TÂCHES À RÉALISER
1. Dans le texte sur l'acquisition de compétences, relevez les axes autour desquels s'organisent les hypothèses explicatives des difficultés des stagiaires.
2. Veuillez recopier le passage du texte sur l'acquisition de compétences allant de « En ce qui concerne » jusqu'à « évi­dence ces diffi­cultés. » inclus, en substituant « études » à « travaux ».
3. Poursuivez le texte sur l'acquisition de compétences à partir de l'endroit où il s'arrête.

EXTRAIT DU TEXTE

________________________

Modifier les compétences

 

Éléments constitutifs des conditions favorables à l’acquisition de compétences

Résumé :

Les représentations que se font les formateurs des dif­fi­cul­tés des stagiaires de “bas niveau de quali­fica­tion”, en diffi­culté d’in­ser­tion, sont dressées sur le mode déficitaire. Les hypothèses explicatives de ces difficultés s’or­ga­ni­sent autour des axes suivants : les origines culturelles, le type d’expériences antérieures, la complexité des tâches, leur non familiarité pour le su­jet, l’absence d’un niveau de raisonnement logique suffisant.

Point de vue propre/point de vue spéci­fique

En ce qui concerne la compétence qui nous intéresse (se si­tuer dans le temps, dans l’espace et dans la com­mu­ni­cation), de nom­breux travaux, ma­joritairement dans le domaine des repré­sentations spa­tiales, mettent en évi­dence ces diffi­cultés.
Il y a nécessité de décen­tra­tion complète pour en­trer dans la lec­ture de re­présenta­tions gra­phi­ques. Le sujet doit renoncer à son point de vue d’ob­ser­vateur pour accepter une représen­ta­tion conven­tion­nelle.
On ob­serve, chez les sujets de “bas ni­veau”, la prégnance des points de vue propres dus à l’ab­sence de maîtrise de l’in­variant de forme, à travers le chan­gement de points de vue. Véronique Bonnal-Lordon a mon­tré, que pour accéder à la représenta­tion d’un point de vue autre que le sien, il faut que le sujet analyse son propre point de vue. Il doit par­venir à la diffé­renciation per­ceptive de l’en­semble de ses points de vue propres, pour pouvoir accé­der à des points de vue spécifiques. La ca­pa­cité à analyser sa propre pers­pective semble être un pré-requis pour par­venir à un autre point de vue. Les difficultés observées ne res­sortent pas d’une incapacité à se décentrer de son point de vue propre, mais plutôt d’une incapacité à générer une re­pré­sen­ta­tion complète d’un point de vue spécifique. C’est ce qui est privi­légié au cours des di­verses activités de la formation. Parce que la forma­tion est organi­sée pour agir sur la ri­chesse des repré­sentations du point de vue propre, non seule­ment sur les objets, mais aussi sur le sujet lui-même, elle faci­lite l’accès aux points de vue spéci­fiques. De plus cette compé­tence, révèlée par les représen­tations gra­phi­ques, semble se générali­ser à toutes les activités où cette capacité est néces­saire pour agir.

________________________

LISTE DES DONNÉES
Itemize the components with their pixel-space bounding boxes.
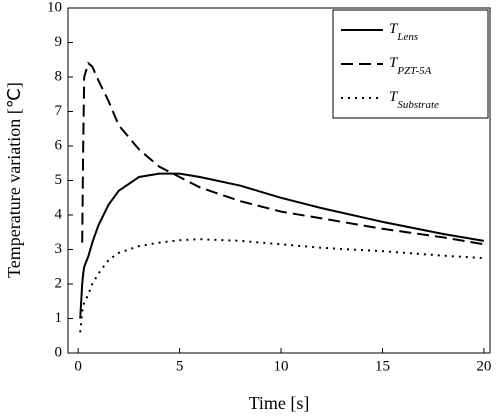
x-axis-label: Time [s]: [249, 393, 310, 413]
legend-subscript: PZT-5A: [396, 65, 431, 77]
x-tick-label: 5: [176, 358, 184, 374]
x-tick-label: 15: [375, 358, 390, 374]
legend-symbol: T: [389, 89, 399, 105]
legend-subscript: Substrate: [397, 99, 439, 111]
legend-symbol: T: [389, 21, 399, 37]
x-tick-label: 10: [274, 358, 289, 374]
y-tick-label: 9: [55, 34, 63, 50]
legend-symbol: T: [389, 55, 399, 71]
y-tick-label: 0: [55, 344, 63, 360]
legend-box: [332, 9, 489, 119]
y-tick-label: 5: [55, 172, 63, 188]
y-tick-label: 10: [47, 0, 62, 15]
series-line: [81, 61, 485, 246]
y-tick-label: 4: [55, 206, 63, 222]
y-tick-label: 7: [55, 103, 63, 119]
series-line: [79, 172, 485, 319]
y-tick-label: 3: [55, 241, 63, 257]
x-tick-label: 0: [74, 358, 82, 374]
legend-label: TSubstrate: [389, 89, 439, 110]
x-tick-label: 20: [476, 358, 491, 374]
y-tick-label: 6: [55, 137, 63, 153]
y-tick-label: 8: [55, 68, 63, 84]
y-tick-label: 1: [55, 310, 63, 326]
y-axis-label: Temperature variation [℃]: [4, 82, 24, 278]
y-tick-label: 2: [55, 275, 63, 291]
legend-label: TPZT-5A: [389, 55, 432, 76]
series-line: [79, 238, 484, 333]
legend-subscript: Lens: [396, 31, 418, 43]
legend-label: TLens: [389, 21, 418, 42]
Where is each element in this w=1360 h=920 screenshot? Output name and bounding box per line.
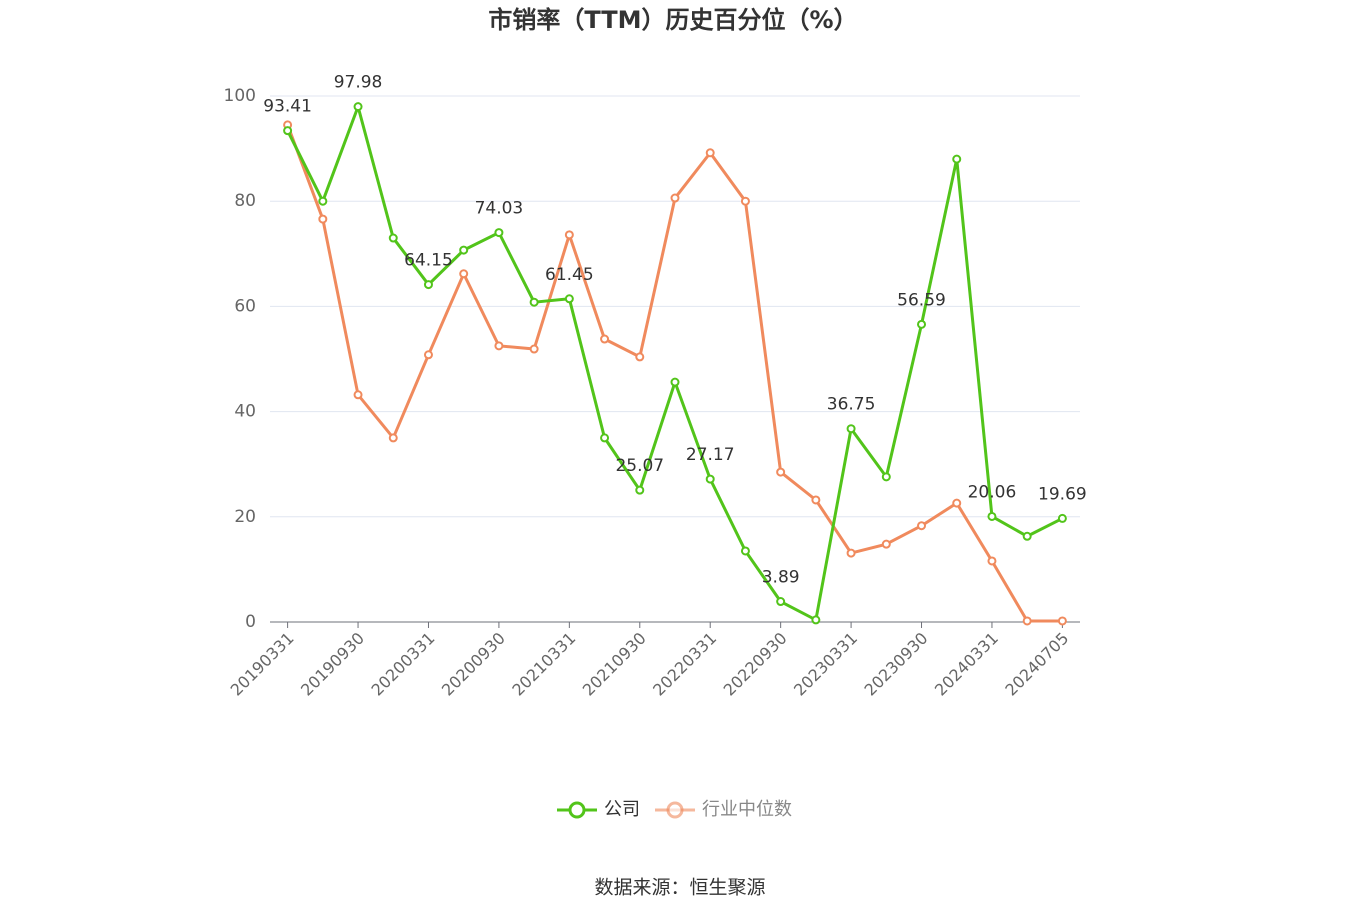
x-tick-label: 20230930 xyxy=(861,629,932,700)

________________________

CORRIGÉ DE L'EXERCICE
1.
les origines culturelles
le type d'expériences antérieures
la complexité des tâches
leur non familiarité pour le sujet
l'absence d'un niveau de raisonnement logique suffisant

2.
En ce qui concerne la compétence qui nous intéresse (se si­tuer dans le temps, dans l’espace et dans la com­mu­ni­cation), de nom­breux études, ma­joritairement dans le domaine des repré­sentations spa­tiales, mettent en évi­dence ces diffi­cultés.

3.
Repères spatio-temporels et ac­quisition des compé­tences

Les réfé­rents spatio-tempo­rels permettent, entre autres va­riables, l’ali­menta­tion de la “représen­tation fonction­nelle” de la conduite. Celle-ci est le “contenant” de la mise en acte d’une compé­tence.
Les ré­férents spa­tio-temporels sont indis­pen­sables à l’or­gani­sation des buts, à la recon­naissance des savoirs utiles, à l’a­daptation de la conduite au regard des in­formations fournies par l’envi­ronnement. Un déficit dans les ca­paci­tés du sujet à construire des re­pères ne per­met pas la construction d’une représen­tation de la conduite adap­tée. À ces titres ils occupent un rôle central dans les ac­quisitions des compé­tences profession­nelles.

Anticipation de la tâche

C’est grâce au rôle joué par la cons­titution de repères, dans l’orga­nisa­tion et l’utilisation de la connais­sance nécessaires à l’ali­men­ta­tion de la repré­sentation fonc­tionnelle de la conduite, que la pré­vision, l’an­ticipation et l’adapta­tion à la situation sont possibles.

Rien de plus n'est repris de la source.